[Lines of data]

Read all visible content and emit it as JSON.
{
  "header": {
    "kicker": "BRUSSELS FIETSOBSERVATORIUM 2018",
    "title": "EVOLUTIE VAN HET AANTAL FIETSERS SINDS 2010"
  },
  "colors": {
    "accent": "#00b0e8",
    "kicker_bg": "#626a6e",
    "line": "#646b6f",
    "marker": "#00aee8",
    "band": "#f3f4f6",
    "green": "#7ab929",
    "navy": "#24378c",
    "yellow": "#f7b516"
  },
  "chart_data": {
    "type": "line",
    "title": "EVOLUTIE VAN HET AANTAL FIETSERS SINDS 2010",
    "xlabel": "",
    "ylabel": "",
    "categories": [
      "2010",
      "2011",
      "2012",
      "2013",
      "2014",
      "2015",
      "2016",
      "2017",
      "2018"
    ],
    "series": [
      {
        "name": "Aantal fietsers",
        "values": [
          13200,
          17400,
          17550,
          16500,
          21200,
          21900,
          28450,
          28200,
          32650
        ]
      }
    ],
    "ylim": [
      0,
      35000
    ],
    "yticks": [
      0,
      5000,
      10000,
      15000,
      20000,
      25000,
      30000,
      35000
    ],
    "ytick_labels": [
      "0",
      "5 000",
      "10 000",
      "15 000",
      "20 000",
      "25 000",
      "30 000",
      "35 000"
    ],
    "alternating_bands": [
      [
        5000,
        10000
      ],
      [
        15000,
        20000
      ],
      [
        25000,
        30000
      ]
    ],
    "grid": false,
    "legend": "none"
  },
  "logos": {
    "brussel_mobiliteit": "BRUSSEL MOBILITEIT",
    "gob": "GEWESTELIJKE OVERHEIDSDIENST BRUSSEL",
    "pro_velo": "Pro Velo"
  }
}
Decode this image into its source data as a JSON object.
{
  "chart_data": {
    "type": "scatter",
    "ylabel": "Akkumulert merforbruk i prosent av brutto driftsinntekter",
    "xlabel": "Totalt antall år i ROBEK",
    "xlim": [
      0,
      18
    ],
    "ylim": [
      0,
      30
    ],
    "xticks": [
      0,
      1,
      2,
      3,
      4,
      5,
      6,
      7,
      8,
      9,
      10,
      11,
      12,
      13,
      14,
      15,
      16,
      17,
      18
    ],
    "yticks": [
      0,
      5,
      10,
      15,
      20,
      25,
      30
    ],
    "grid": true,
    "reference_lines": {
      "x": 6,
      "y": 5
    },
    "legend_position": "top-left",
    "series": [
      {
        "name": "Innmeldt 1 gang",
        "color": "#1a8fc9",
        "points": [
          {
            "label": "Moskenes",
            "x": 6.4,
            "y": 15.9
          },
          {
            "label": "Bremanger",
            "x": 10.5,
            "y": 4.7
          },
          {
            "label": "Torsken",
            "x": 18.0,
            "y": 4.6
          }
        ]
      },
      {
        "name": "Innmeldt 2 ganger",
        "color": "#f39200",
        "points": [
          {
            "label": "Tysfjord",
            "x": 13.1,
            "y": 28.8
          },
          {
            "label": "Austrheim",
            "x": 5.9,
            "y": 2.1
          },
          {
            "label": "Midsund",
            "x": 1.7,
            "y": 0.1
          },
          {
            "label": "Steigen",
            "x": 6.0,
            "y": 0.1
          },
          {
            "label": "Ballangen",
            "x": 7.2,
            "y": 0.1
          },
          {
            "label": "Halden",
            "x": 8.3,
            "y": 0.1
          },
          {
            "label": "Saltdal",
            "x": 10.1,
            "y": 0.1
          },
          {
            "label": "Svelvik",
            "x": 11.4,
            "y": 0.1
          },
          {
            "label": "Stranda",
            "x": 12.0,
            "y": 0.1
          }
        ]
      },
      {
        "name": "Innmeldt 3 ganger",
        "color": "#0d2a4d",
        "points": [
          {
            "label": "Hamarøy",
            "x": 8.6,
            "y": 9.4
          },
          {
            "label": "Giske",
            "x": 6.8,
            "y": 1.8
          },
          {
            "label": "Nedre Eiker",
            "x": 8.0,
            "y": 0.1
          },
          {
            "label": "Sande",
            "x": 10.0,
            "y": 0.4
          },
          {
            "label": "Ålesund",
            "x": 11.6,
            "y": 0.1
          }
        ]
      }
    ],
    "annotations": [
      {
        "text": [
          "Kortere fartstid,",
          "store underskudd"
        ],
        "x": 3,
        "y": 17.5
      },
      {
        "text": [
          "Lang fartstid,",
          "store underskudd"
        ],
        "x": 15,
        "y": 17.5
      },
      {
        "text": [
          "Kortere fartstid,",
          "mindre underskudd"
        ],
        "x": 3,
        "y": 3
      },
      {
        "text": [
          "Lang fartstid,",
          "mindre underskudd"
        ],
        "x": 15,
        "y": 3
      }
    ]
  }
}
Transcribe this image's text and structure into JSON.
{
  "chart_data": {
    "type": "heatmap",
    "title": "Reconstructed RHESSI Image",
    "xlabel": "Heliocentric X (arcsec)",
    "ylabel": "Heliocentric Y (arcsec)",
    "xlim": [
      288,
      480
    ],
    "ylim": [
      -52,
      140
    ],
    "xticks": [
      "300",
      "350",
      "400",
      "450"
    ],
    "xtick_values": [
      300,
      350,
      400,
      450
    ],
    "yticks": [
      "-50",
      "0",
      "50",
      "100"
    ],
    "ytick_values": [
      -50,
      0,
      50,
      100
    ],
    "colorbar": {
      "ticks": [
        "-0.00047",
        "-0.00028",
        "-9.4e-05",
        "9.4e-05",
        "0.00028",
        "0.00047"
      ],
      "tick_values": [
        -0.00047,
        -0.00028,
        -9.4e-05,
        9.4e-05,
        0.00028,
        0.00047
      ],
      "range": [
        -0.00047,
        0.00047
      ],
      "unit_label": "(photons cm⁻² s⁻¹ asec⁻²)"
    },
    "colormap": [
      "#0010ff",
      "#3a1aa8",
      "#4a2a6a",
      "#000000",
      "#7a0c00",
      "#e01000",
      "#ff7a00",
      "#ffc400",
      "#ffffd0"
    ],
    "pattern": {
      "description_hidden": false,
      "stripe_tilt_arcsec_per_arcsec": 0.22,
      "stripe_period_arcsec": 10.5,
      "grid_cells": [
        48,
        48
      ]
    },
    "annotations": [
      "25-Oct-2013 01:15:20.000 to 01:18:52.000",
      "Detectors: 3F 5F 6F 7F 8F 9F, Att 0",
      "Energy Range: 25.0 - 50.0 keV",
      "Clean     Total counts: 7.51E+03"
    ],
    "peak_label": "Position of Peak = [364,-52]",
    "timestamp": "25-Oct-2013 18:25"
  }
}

EXERCISE: Spot every line that holds "false" and copy it.

PROBLEM SOLUTION:
    "grid": false,
      "description_hidden": false,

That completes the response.